Source data:
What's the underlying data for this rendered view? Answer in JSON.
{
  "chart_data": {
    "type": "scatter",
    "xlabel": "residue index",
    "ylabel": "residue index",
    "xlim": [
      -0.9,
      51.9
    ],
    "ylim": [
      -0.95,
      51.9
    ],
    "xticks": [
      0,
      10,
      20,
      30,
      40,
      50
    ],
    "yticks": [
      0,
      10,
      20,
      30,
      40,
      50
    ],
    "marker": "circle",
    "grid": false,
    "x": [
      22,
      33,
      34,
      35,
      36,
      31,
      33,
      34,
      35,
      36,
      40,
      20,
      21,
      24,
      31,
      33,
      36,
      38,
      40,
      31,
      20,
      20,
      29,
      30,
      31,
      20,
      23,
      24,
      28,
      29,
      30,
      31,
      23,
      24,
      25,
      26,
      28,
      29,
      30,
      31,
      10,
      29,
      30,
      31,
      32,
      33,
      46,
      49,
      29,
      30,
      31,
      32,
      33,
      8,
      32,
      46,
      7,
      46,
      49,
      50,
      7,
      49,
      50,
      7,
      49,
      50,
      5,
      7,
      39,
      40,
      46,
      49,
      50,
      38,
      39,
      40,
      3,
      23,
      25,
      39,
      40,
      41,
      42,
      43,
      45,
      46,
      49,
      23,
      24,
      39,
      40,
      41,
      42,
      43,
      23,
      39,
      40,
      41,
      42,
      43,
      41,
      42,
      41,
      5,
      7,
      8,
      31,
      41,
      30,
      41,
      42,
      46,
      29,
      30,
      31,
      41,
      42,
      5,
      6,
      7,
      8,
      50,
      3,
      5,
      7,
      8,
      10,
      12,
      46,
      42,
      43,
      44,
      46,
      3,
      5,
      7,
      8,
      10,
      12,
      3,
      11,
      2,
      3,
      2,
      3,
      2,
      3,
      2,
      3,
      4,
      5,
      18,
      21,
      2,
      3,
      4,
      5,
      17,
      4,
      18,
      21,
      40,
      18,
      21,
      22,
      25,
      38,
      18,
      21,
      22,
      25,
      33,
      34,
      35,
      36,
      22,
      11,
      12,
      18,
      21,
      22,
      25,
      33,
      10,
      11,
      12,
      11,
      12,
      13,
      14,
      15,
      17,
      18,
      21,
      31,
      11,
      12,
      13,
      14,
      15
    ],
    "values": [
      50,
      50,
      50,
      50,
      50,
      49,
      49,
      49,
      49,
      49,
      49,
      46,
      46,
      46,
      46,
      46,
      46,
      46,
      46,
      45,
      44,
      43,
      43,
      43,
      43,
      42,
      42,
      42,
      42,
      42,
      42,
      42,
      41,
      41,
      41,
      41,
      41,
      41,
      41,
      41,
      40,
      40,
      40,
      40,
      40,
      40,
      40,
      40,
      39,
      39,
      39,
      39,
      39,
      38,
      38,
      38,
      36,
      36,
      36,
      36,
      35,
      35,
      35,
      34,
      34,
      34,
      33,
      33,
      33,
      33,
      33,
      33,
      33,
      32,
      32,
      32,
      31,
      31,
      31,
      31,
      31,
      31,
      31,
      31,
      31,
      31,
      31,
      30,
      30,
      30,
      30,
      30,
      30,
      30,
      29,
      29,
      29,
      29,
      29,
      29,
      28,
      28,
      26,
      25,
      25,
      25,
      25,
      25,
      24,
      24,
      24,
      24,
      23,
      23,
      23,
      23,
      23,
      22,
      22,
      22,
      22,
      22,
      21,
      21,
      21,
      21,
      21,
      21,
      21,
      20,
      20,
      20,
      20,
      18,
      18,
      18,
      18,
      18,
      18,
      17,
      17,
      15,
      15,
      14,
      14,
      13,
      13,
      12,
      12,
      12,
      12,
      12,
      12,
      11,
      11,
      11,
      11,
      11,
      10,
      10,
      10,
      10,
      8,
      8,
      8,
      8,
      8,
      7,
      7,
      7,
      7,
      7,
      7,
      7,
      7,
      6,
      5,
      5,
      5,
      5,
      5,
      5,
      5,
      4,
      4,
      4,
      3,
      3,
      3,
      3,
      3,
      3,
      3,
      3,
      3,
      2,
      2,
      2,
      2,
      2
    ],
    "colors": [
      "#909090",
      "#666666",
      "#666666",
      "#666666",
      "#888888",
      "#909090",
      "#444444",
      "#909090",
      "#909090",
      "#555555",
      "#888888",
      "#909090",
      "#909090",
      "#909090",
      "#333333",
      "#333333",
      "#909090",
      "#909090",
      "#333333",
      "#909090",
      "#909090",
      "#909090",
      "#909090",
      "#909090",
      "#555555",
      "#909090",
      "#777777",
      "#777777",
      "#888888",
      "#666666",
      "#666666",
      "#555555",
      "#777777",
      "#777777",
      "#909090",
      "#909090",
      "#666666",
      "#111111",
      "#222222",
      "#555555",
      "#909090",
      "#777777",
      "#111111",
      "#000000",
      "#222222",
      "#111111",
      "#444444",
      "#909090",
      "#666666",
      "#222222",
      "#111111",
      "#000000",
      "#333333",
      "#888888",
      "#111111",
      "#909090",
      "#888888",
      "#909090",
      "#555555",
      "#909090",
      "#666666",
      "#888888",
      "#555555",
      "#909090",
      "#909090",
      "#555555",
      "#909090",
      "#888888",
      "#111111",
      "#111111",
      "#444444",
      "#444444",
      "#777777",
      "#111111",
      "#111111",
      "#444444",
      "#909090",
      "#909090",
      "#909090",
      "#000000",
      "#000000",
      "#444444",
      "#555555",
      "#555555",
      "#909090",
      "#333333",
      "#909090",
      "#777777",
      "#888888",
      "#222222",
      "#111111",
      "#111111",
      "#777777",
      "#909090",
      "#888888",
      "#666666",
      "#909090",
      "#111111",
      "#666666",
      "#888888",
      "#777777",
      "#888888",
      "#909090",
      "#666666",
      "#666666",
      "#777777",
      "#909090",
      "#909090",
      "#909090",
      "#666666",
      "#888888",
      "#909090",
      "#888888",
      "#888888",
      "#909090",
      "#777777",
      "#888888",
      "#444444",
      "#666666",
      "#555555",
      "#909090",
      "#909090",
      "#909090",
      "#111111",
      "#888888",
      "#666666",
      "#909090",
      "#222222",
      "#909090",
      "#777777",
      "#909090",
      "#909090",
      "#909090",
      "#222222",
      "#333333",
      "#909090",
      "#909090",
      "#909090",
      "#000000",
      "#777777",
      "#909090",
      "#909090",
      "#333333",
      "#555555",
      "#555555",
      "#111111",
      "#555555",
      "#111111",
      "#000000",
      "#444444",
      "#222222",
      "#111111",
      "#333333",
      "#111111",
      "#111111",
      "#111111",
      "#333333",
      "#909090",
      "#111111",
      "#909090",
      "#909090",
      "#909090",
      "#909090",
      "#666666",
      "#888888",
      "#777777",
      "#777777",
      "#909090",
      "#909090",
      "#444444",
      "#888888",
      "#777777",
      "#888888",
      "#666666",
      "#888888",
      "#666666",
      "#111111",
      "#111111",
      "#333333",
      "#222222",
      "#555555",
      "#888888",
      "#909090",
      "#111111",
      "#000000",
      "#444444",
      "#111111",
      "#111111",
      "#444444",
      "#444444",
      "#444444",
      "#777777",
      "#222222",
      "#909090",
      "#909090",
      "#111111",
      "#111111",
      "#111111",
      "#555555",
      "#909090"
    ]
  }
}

What you are asked to do:
Take every line from the records above that has the word "index" and copy it.

Written answer:
    "xlabel": "residue index",
    "ylabel": "residue index",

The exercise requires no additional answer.